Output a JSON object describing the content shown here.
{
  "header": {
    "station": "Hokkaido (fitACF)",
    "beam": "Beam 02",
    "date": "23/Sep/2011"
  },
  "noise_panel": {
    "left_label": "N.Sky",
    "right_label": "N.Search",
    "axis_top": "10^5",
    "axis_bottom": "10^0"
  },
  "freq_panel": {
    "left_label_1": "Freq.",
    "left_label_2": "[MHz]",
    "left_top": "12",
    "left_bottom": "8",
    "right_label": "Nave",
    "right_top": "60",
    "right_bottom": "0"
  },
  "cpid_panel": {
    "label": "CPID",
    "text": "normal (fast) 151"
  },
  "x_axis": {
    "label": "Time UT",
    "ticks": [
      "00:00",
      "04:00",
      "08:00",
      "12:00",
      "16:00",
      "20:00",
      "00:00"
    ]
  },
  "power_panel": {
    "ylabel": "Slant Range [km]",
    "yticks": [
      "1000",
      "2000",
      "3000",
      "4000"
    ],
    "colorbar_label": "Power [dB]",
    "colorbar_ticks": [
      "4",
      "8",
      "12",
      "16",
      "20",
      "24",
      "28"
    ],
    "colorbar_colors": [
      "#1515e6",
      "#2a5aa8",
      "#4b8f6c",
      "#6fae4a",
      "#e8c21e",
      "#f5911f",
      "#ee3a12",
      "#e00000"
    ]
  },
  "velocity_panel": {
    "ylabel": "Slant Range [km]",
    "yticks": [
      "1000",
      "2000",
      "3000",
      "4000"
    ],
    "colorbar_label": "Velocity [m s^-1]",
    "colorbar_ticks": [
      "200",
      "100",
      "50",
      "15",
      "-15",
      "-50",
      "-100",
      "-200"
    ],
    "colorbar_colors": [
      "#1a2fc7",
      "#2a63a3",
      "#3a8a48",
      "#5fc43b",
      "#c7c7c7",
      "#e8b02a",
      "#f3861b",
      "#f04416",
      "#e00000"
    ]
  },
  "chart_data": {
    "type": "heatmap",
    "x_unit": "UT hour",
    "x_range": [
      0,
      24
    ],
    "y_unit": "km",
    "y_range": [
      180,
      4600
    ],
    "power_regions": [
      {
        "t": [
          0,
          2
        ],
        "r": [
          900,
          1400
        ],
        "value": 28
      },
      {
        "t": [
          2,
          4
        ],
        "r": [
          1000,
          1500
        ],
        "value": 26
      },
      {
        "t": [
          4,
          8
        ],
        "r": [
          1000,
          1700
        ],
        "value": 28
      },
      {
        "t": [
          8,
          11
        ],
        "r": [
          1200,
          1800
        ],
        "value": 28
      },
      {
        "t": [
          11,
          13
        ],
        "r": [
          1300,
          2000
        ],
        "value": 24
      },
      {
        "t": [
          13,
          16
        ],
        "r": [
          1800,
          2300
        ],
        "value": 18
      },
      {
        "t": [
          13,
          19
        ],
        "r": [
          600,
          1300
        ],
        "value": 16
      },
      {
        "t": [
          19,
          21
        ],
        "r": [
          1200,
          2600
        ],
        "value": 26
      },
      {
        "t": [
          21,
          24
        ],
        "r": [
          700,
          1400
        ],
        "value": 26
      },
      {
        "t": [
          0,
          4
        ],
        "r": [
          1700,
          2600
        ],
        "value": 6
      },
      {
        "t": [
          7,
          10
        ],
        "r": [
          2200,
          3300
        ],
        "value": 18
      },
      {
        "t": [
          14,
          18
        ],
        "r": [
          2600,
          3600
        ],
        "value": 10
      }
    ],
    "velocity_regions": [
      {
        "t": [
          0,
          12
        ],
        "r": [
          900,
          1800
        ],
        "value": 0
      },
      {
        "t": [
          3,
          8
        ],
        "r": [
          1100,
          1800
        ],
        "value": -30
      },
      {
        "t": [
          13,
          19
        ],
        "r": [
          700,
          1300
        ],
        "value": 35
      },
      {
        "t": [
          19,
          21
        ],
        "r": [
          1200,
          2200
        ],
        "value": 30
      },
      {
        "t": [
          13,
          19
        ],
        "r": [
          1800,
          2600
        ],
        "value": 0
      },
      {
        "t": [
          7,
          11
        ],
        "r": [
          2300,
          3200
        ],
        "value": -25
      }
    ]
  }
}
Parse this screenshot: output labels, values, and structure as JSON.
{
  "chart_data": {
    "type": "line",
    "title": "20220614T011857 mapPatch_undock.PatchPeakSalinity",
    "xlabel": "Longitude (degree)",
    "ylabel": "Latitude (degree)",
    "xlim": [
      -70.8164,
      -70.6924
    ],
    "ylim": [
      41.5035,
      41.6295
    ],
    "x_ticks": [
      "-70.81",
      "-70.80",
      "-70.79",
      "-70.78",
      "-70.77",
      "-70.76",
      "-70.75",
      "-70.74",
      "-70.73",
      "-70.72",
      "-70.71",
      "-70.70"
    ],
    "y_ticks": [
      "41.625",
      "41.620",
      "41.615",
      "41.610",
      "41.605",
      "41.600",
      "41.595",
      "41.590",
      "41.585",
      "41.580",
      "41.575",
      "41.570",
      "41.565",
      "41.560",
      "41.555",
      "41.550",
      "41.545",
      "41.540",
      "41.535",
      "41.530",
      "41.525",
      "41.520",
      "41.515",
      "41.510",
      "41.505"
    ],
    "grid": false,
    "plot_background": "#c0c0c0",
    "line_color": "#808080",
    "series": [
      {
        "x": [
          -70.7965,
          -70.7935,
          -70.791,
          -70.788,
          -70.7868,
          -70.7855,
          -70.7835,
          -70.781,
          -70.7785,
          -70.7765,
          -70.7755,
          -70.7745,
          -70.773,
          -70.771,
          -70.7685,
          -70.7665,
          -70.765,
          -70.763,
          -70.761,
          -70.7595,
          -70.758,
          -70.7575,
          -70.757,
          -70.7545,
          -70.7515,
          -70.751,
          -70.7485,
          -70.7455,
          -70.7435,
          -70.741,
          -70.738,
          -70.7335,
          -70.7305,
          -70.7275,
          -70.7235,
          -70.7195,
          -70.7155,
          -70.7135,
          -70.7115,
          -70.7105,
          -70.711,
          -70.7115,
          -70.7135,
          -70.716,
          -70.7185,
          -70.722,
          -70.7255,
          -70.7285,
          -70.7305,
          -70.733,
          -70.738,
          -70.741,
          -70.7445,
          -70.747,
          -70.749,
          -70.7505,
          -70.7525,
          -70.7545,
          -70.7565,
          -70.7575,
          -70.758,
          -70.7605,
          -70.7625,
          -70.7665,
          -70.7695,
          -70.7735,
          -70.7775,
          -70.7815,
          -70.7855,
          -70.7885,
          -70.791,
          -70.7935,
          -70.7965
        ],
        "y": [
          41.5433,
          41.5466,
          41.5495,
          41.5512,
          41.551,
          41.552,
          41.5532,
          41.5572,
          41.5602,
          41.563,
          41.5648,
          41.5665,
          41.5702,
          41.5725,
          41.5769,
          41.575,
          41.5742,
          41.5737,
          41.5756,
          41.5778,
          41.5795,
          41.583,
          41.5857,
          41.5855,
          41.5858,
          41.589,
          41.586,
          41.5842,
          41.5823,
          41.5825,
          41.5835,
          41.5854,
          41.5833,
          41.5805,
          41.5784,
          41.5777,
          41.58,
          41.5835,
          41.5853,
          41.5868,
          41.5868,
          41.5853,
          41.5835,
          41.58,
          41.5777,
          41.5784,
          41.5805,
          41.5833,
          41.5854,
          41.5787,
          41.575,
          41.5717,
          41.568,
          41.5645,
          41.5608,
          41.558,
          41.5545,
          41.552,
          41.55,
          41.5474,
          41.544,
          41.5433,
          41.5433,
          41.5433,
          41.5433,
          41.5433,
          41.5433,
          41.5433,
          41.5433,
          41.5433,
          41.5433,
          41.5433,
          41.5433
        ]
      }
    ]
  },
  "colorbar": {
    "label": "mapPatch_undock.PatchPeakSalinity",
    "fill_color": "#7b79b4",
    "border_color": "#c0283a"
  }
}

========================

#### [Aim]
Read through the lines above and collect those that contain the string "JSON".

#### [Complete response]
Output a JSON object describing the content shown here.
Parse this screenshot: output labels, values, and structure as JSON.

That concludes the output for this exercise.